[Stored dataset items]
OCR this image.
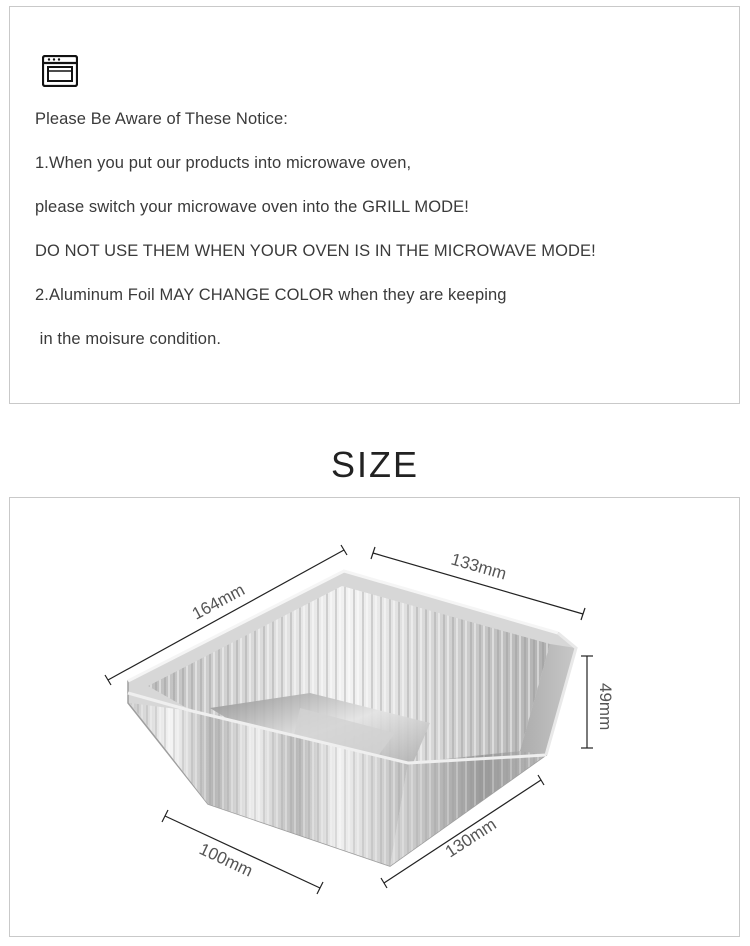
Please Be Aware of These Notice:
1.When you put our products into microwave oven,
please switch your microwave oven into the GRILL MODE!
DO NOT USE THEM WHEN YOUR OVEN IS IN THE MICROWAVE MODE!
2.Aluminum Foil MAY CHANGE COLOR when they are keeping
in the moisure condition.
SIZE
164mm
133mm
49mm
100mm	130mm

• **Task requirements**:
Quote the records above in full, dropping each picture.

• **Task solution**:
OCR this image.
Please Be Aware of These Notice:
1.When you put our products into microwave oven,
please switch your microwave oven into the GRILL MODE!
DO NOT USE THEM WHEN YOUR OVEN IS IN THE MICROWAVE MODE!
2.Aluminum Foil MAY CHANGE COLOR when they are keeping
in the moisure condition.
SIZE
164mm
133mm
49mm
100mm	130mm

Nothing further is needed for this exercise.